• _TASK TO COMPLETE_
Select every line below containing the word "period".

****************************************

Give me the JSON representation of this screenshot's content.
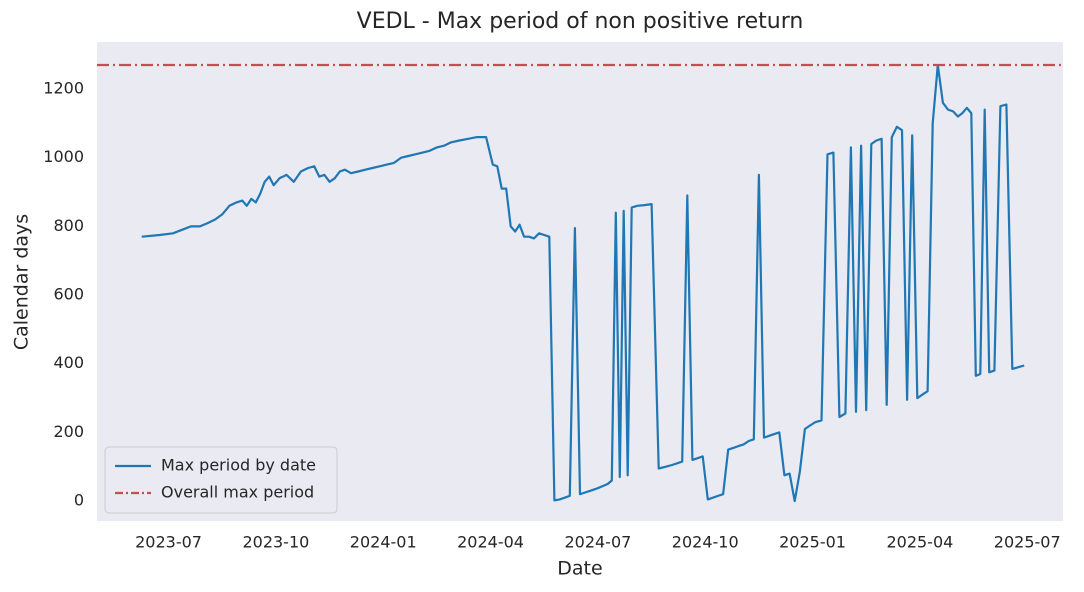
{
  "chart_data": {
    "type": "line",
    "title": "VEDL - Max period of non positive return",
    "x_label": "Date",
    "y_label": "Calendar days",
    "x": [
      "2023-06",
      "2023-06",
      "2023-07",
      "2023-07",
      "2023-07",
      "2023-07",
      "2023-08",
      "2023-08",
      "2023-08",
      "2023-08",
      "2023-08",
      "2023-09",
      "2023-09",
      "2023-09",
      "2023-09",
      "2023-09",
      "2023-09",
      "2023-09",
      "2023-09",
      "2023-10",
      "2023-10",
      "2023-10",
      "2023-10",
      "2023-10",
      "2023-11",
      "2023-11",
      "2023-11",
      "2023-11",
      "2023-11",
      "2023-11",
      "2023-11",
      "2023-12",
      "2023-12",
      "2023-12",
      "2023-12",
      "2023-12",
      "2024-01",
      "2024-01",
      "2024-01",
      "2024-01",
      "2024-01",
      "2024-02",
      "2024-02",
      "2024-02",
      "2024-02",
      "2024-02",
      "2024-03",
      "2024-03",
      "2024-03",
      "2024-03",
      "2024-04",
      "2024-04",
      "2024-04",
      "2024-04",
      "2024-04",
      "2024-04",
      "2024-04",
      "2024-04",
      "2024-05",
      "2024-05",
      "2024-05",
      "2024-05",
      "2024-05",
      "2024-05",
      "2024-05",
      "2024-06",
      "2024-06",
      "2024-06",
      "2024-06",
      "2024-06",
      "2024-06",
      "2024-06",
      "2024-07",
      "2024-07",
      "2024-07",
      "2024-07",
      "2024-07",
      "2024-07",
      "2024-07",
      "2024-07",
      "2024-07",
      "2024-08",
      "2024-08",
      "2024-08",
      "2024-08",
      "2024-08",
      "2024-09",
      "2024-09",
      "2024-09",
      "2024-09",
      "2024-09",
      "2024-09",
      "2024-09",
      "2024-10",
      "2024-10",
      "2024-10",
      "2024-10",
      "2024-10",
      "2024-10",
      "2024-10",
      "2024-11",
      "2024-11",
      "2024-11",
      "2024-11",
      "2024-11",
      "2024-11",
      "2024-11",
      "2024-12",
      "2024-12",
      "2024-12",
      "2024-12",
      "2024-12",
      "2024-12",
      "2024-12",
      "2025-01",
      "2025-01",
      "2025-01",
      "2025-01",
      "2025-01",
      "2025-01",
      "2025-02",
      "2025-02",
      "2025-02",
      "2025-02",
      "2025-02",
      "2025-02",
      "2025-02",
      "2025-03",
      "2025-03",
      "2025-03",
      "2025-03",
      "2025-03",
      "2025-03",
      "2025-03",
      "2025-04",
      "2025-04",
      "2025-04",
      "2025-04",
      "2025-04",
      "2025-04",
      "2025-04",
      "2025-05",
      "2025-05",
      "2025-05",
      "2025-05",
      "2025-05",
      "2025-05",
      "2025-05",
      "2025-05",
      "2025-06",
      "2025-06",
      "2025-06",
      "2025-06",
      "2025-06",
      "2025-06"
    ],
    "series": [
      {
        "name": "Max period by date",
        "color": "#1f77b4",
        "values": [
          770,
          775,
          780,
          790,
          800,
          800,
          810,
          820,
          835,
          860,
          870,
          875,
          860,
          880,
          870,
          895,
          930,
          945,
          920,
          940,
          950,
          930,
          960,
          970,
          975,
          945,
          950,
          930,
          940,
          960,
          965,
          955,
          960,
          965,
          970,
          975,
          980,
          985,
          1000,
          1005,
          1010,
          1015,
          1020,
          1030,
          1035,
          1045,
          1050,
          1055,
          1060,
          1060,
          980,
          975,
          910,
          910,
          800,
          785,
          805,
          770,
          770,
          765,
          780,
          775,
          770,
          2,
          5,
          10,
          15,
          795,
          20,
          25,
          30,
          35,
          40,
          45,
          50,
          60,
          840,
          70,
          845,
          75,
          855,
          860,
          862,
          865,
          95,
          100,
          105,
          110,
          115,
          890,
          120,
          125,
          130,
          5,
          10,
          15,
          20,
          150,
          155,
          160,
          165,
          175,
          180,
          950,
          185,
          190,
          195,
          200,
          75,
          80,
          0,
          85,
          210,
          220,
          230,
          235,
          1010,
          1015,
          245,
          255,
          1030,
          260,
          1035,
          265,
          1040,
          1050,
          1055,
          280,
          1060,
          1090,
          1080,
          295,
          1065,
          300,
          310,
          320,
          1100,
          1270,
          1160,
          1140,
          1135,
          1120,
          1130,
          1145,
          1130,
          365,
          370,
          1140,
          375,
          380,
          1150,
          1155,
          385,
          390,
          395
        ]
      }
    ],
    "reference_line": {
      "name": "Overall max period",
      "color": "#c44e52",
      "value": 1270
    },
    "xlim": [
      "2023-05",
      "2025-08"
    ],
    "xticks": [
      "2023-07",
      "2023-10",
      "2024-01",
      "2024-04",
      "2024-07",
      "2024-10",
      "2025-01",
      "2025-04",
      "2025-07"
    ],
    "ylim": [
      -58,
      1337
    ],
    "yticks": [
      0,
      200,
      400,
      600,
      800,
      1000,
      1200
    ],
    "grid": false,
    "legend_position": "lower-left"
  }
}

****************************************

• _RESULT OF THIS EXERCISE_
    "title": "VEDL - Max period of non positive return",
        "name": "Max period by date",
      "name": "Overall max period",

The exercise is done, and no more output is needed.